• [DATA PROVIDED]:
####################

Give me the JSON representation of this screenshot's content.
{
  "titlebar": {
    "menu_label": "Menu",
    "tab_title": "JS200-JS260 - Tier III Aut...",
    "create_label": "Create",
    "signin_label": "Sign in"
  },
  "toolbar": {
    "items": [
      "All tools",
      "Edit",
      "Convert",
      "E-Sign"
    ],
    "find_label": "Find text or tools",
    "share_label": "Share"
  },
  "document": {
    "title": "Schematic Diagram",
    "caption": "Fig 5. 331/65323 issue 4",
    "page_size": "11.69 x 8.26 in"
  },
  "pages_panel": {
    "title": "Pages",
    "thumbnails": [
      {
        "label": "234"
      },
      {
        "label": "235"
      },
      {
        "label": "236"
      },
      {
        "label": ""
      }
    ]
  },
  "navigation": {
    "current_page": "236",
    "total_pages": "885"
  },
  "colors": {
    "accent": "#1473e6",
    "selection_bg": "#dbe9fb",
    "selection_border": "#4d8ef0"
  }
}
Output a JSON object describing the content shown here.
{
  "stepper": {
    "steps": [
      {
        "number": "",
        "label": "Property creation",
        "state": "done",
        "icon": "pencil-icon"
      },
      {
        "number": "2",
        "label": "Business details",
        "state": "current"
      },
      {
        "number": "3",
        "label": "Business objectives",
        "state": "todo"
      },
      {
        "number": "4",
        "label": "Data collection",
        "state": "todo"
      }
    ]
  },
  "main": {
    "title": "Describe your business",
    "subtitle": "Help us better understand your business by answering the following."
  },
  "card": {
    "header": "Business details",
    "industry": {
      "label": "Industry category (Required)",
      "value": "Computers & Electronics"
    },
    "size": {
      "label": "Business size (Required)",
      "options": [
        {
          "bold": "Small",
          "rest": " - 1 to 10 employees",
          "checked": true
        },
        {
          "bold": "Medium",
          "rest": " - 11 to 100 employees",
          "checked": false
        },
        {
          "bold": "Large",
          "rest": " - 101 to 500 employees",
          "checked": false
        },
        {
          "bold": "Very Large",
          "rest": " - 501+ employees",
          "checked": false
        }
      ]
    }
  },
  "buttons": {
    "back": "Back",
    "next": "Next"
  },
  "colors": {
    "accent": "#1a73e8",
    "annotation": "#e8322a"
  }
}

####################

• [DO THIS]:
Write out again, exactly, the lines from the one holding "Output a JSON" through the end of the listing, with both ends included.

• [ANSWER IN FULL]:
Output a JSON object describing the content shown here.
{
  "stepper": {
    "steps": [
      {
        "number": "",
        "label": "Property creation",
        "state": "done",
        "icon": "pencil-icon"
      },
      {
        "number": "2",
        "label": "Business details",
        "state": "current"
      },
      {
        "number": "3",
        "label": "Business objectives",
        "state": "todo"
      },
      {
        "number": "4",
        "label": "Data collection",
        "state": "todo"
      }
    ]
  },
  "main": {
    "title": "Describe your business",
    "subtitle": "Help us better understand your business by answering the following."
  },
  "card": {
    "header": "Business details",
    "industry": {
      "label": "Industry category (Required)",
      "value": "Computers & Electronics"
    },
    "size": {
      "label": "Business size (Required)",
      "options": [
        {
          "bold": "Small",
          "rest": " - 1 to 10 employees",
          "checked": true
        },
        {
          "bold": "Medium",
          "rest": " - 11 to 100 employees",
          "checked": false
        },
        {
          "bold": "Large",
          "rest": " - 101 to 500 employees",
          "checked": false
        },
        {
          "bold": "Very Large",
          "rest": " - 501+ employees",
          "checked": false
        }
      ]
    }
  },
  "buttons": {
    "back": "Back",
    "next": "Next"
  },
  "colors": {
    "accent": "#1a73e8",
    "annotation": "#e8322a"
  }
}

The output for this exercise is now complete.